Task details –
Update the entries below by replacing every "interactable" with "clickable" and changing nothing else. Leave the pictures out of your answer.

>> begin

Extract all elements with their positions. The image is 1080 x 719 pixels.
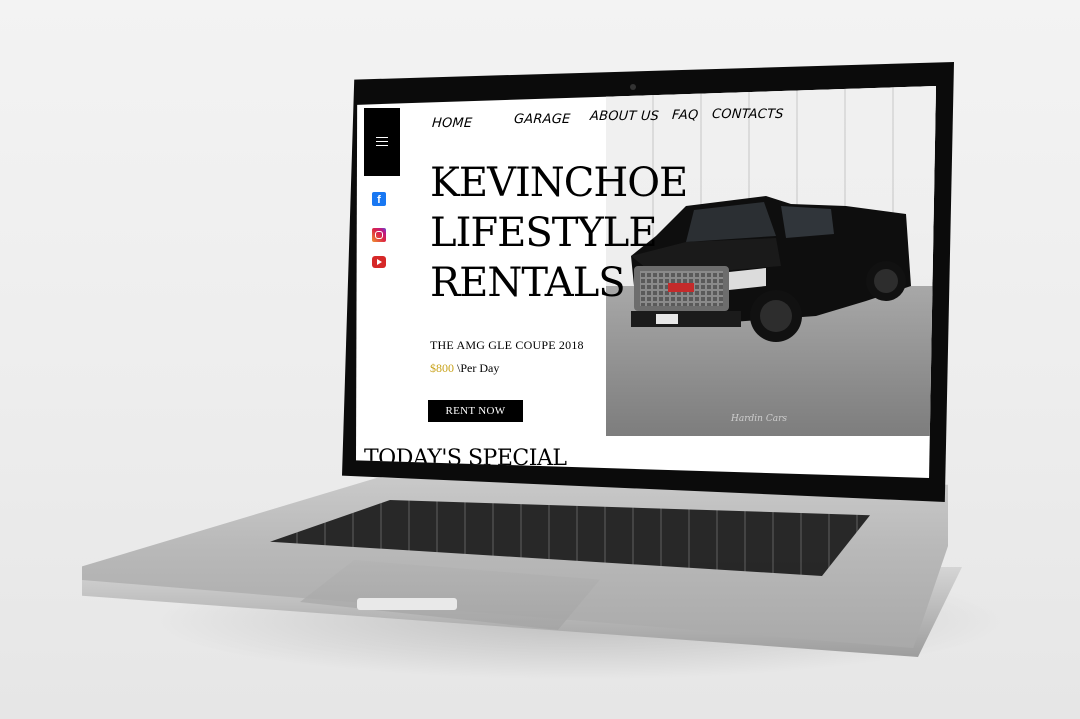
hero-title: KEVINCHOE LIFESTYLE RENTALS: [430, 158, 690, 308]
nav-garage[interactable]: GARAGE: [513, 112, 570, 127]
laptop-notch: [357, 598, 457, 610]
hamburger-icon: [376, 137, 388, 147]
car-model: THE AMG GLE COUPE 2018: [430, 338, 584, 352]
hero-title-line: LIFESTYLE: [430, 210, 658, 256]
nav-faq[interactable]: FAQ: [671, 108, 699, 123]
laptop-scene: Hardin Cars f HOME GARAGE ABOUT US FAQ C…: [0, 0, 1080, 719]
nav-contacts[interactable]: CONTACTS: [711, 107, 784, 122]
laptop-screen: Hardin Cars f HOME GARAGE ABOUT US FAQ C…: [356, 86, 936, 478]
hero-title-line: KEVINCHOE: [430, 160, 688, 206]
camera-icon: [630, 84, 636, 90]
price: $800 \Per Day: [430, 361, 499, 376]
price-amount: $800: [430, 361, 454, 375]
main-nav: HOME GARAGE ABOUT US FAQ CONTACTS: [356, 107, 936, 132]
instagram-icon[interactable]: [372, 228, 386, 242]
youtube-icon[interactable]: [372, 256, 386, 268]
photo-watermark: Hardin Cars: [731, 414, 787, 424]
website-page: Hardin Cars f HOME GARAGE ABOUT US FAQ C…: [356, 86, 936, 478]
facebook-icon[interactable]: f: [372, 192, 386, 206]
rent-now-button[interactable]: RENT NOW: [428, 400, 523, 422]
nav-about-us[interactable]: ABOUT US: [589, 109, 659, 124]
price-unit: \Per Day: [457, 361, 500, 375]
nav-home[interactable]: HOME: [431, 116, 472, 131]
facebook-glyph: f: [377, 194, 381, 206]
hero-title-line: RENTALS: [430, 260, 626, 306]
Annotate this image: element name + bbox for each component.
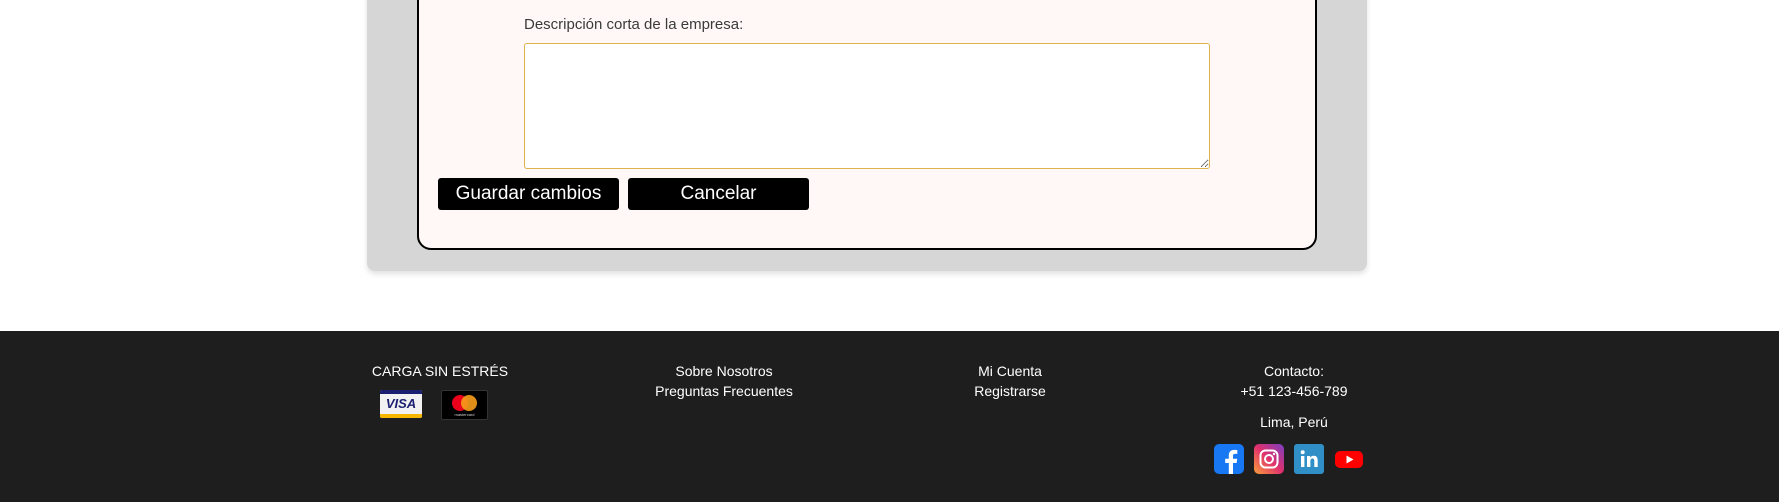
facebook-icon[interactable] xyxy=(1214,444,1244,474)
mastercard-text: mastercard xyxy=(454,412,475,417)
footer-contact-column: Contacto: +51 123-456-789 xyxy=(1214,361,1374,401)
cancel-button[interactable]: Cancelar xyxy=(628,178,809,210)
my-account-link[interactable]: Mi Cuenta xyxy=(930,361,1090,381)
linkedin-icon[interactable] xyxy=(1294,444,1324,474)
register-link[interactable]: Registrarse xyxy=(930,381,1090,401)
faq-link[interactable]: Preguntas Frecuentes xyxy=(624,381,824,401)
youtube-icon[interactable] xyxy=(1334,444,1364,474)
brand-name: CARGA SIN ESTRÉS xyxy=(371,363,509,379)
footer: CARGA SIN ESTRÉS VISA mastercard Sobre N… xyxy=(0,331,1779,502)
contact-location: Lima, Perú xyxy=(1260,414,1328,430)
visa-text: VISA xyxy=(385,396,417,411)
social-links xyxy=(1214,444,1364,474)
footer-brand-column: CARGA SIN ESTRÉS xyxy=(360,361,520,381)
footer-about-column: Sobre Nosotros Preguntas Frecuentes xyxy=(624,361,824,401)
description-textarea[interactable] xyxy=(524,43,1210,169)
payment-methods: VISA mastercard xyxy=(380,390,488,420)
about-us-link[interactable]: Sobre Nosotros xyxy=(624,361,824,381)
visa-icon: VISA xyxy=(380,390,422,418)
instagram-icon[interactable] xyxy=(1254,444,1284,474)
mastercard-icon: mastercard xyxy=(441,390,488,420)
save-button[interactable]: Guardar cambios xyxy=(438,178,619,210)
description-label: Descripción corta de la empresa: xyxy=(524,16,744,33)
footer-account-column: Mi Cuenta Registrarse xyxy=(930,361,1090,401)
contact-phone: +51 123-456-789 xyxy=(1240,383,1348,399)
contact-label: Contacto: xyxy=(1264,363,1324,379)
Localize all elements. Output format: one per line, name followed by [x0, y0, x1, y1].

>> end

Solution for this task –
Extract all elements with their positions. The image is 1080 x 719 pixels.
hero-title: KEVINCHOE LIFESTYLE RENTALS: [430, 158, 690, 308]
nav-garage[clickable]: GARAGE: [513, 112, 570, 127]
laptop-notch: [357, 598, 457, 610]
hamburger-icon: [376, 137, 388, 147]
car-model: THE AMG GLE COUPE 2018: [430, 338, 584, 352]
hero-title-line: LIFESTYLE: [430, 210, 658, 256]
nav-faq[clickable]: FAQ: [671, 108, 699, 123]
laptop-scene: Hardin Cars f HOME GARAGE ABOUT US FAQ C…: [0, 0, 1080, 719]
nav-contacts[clickable]: CONTACTS: [711, 107, 784, 122]
laptop-screen: Hardin Cars f HOME GARAGE ABOUT US FAQ C…: [356, 86, 936, 478]
hero-title-line: KEVINCHOE: [430, 160, 688, 206]
camera-icon: [630, 84, 636, 90]
price: $800 \Per Day: [430, 361, 499, 376]
price-amount: $800: [430, 361, 454, 375]
main-nav: HOME GARAGE ABOUT US FAQ CONTACTS: [356, 107, 936, 132]
instagram-icon[clickable]: [372, 228, 386, 242]
youtube-icon[clickable]: [372, 256, 386, 268]
photo-watermark: Hardin Cars: [731, 414, 787, 424]
website-page: Hardin Cars f HOME GARAGE ABOUT US FAQ C…: [356, 86, 936, 478]
facebook-icon[clickable]: f: [372, 192, 386, 206]
rent-now-button[clickable]: RENT NOW: [428, 400, 523, 422]
nav-about-us[clickable]: ABOUT US: [589, 109, 659, 124]
price-unit: \Per Day: [457, 361, 500, 375]
nav-home[clickable]: HOME: [431, 116, 472, 131]
facebook-glyph: f: [377, 194, 381, 206]
hero-title-line: RENTALS: [430, 260, 626, 306]
Annotate this image: element name + bbox for each component.
facebook-icon[clickable] xyxy=(1214,444,1244,474)
mastercard-text: mastercard xyxy=(454,412,475,417)
footer-contact-column: Contacto: +51 123-456-789 xyxy=(1214,361,1374,401)
cancel-button[clickable]: Cancelar xyxy=(628,178,809,210)
my-account-link[clickable]: Mi Cuenta xyxy=(930,361,1090,381)
linkedin-icon[clickable] xyxy=(1294,444,1324,474)
register-link[clickable]: Registrarse xyxy=(930,381,1090,401)
faq-link[clickable]: Preguntas Frecuentes xyxy=(624,381,824,401)
youtube-icon[clickable] xyxy=(1334,444,1364,474)
brand-name: CARGA SIN ESTRÉS xyxy=(371,363,509,379)
footer: CARGA SIN ESTRÉS VISA mastercard Sobre N… xyxy=(0,331,1779,502)
contact-location: Lima, Perú xyxy=(1260,414,1328,430)
visa-text: VISA xyxy=(385,396,417,411)
social-links xyxy=(1214,444,1364,474)
footer-brand-column: CARGA SIN ESTRÉS xyxy=(360,361,520,381)
footer-about-column: Sobre Nosotros Preguntas Frecuentes xyxy=(624,361,824,401)
description-textarea[clickable] xyxy=(524,43,1210,169)
payment-methods: VISA mastercard xyxy=(380,390,488,420)
about-us-link[clickable]: Sobre Nosotros xyxy=(624,361,824,381)
visa-icon: VISA xyxy=(380,390,422,418)
instagram-icon[clickable] xyxy=(1254,444,1284,474)
mastercard-icon: mastercard xyxy=(441,390,488,420)
save-button[clickable]: Guardar cambios xyxy=(438,178,619,210)
description-label: Descripción corta de la empresa: xyxy=(524,16,744,33)
footer-account-column: Mi Cuenta Registrarse xyxy=(930,361,1090,401)
contact-phone: +51 123-456-789 xyxy=(1240,383,1348,399)
contact-label: Contacto: xyxy=(1264,363,1324,379)
Localize all elements. Output format: one per line, name followed by [x0, y0, x1, y1].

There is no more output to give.